═══ Information provided
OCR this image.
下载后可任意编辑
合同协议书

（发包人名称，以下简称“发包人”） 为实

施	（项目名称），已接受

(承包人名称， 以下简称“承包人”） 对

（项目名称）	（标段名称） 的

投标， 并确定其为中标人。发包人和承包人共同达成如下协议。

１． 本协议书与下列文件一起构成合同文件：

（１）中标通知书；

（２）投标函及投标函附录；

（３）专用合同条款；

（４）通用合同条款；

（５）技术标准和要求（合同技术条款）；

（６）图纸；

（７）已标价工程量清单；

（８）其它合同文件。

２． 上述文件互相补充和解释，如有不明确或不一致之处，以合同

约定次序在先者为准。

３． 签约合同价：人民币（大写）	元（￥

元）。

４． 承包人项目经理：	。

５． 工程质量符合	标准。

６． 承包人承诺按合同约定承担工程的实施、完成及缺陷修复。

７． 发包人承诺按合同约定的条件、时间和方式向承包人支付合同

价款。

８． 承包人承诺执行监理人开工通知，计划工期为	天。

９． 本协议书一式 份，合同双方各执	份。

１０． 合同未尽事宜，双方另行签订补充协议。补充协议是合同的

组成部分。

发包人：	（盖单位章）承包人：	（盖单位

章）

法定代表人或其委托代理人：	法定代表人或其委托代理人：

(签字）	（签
══════
** Exercise aim **
Your task is to give the records above again, exactly.

** Task result **
OCR this image.
下载后可任意编辑
合同协议书

（发包人名称，以下简称“发包人”） 为实

施	（项目名称），已接受

(承包人名称， 以下简称“承包人”） 对

（项目名称）	（标段名称） 的

投标， 并确定其为中标人。发包人和承包人共同达成如下协议。

１． 本协议书与下列文件一起构成合同文件：

（１）中标通知书；

（２）投标函及投标函附录；

（３）专用合同条款；

（４）通用合同条款；

（５）技术标准和要求（合同技术条款）；

（６）图纸；

（７）已标价工程量清单；

（８）其它合同文件。

２． 上述文件互相补充和解释，如有不明确或不一致之处，以合同

约定次序在先者为准。

３． 签约合同价：人民币（大写）	元（￥

元）。

４． 承包人项目经理：	。

５． 工程质量符合	标准。

６． 承包人承诺按合同约定承担工程的实施、完成及缺陷修复。

７． 发包人承诺按合同约定的条件、时间和方式向承包人支付合同

价款。

８． 承包人承诺执行监理人开工通知，计划工期为	天。

９． 本协议书一式 份，合同双方各执	份。

１０． 合同未尽事宜，双方另行签订补充协议。补充协议是合同的

组成部分。

发包人：	（盖单位章）承包人：	（盖单位

章）

法定代表人或其委托代理人：	法定代表人或其委托代理人：

(签字）	（签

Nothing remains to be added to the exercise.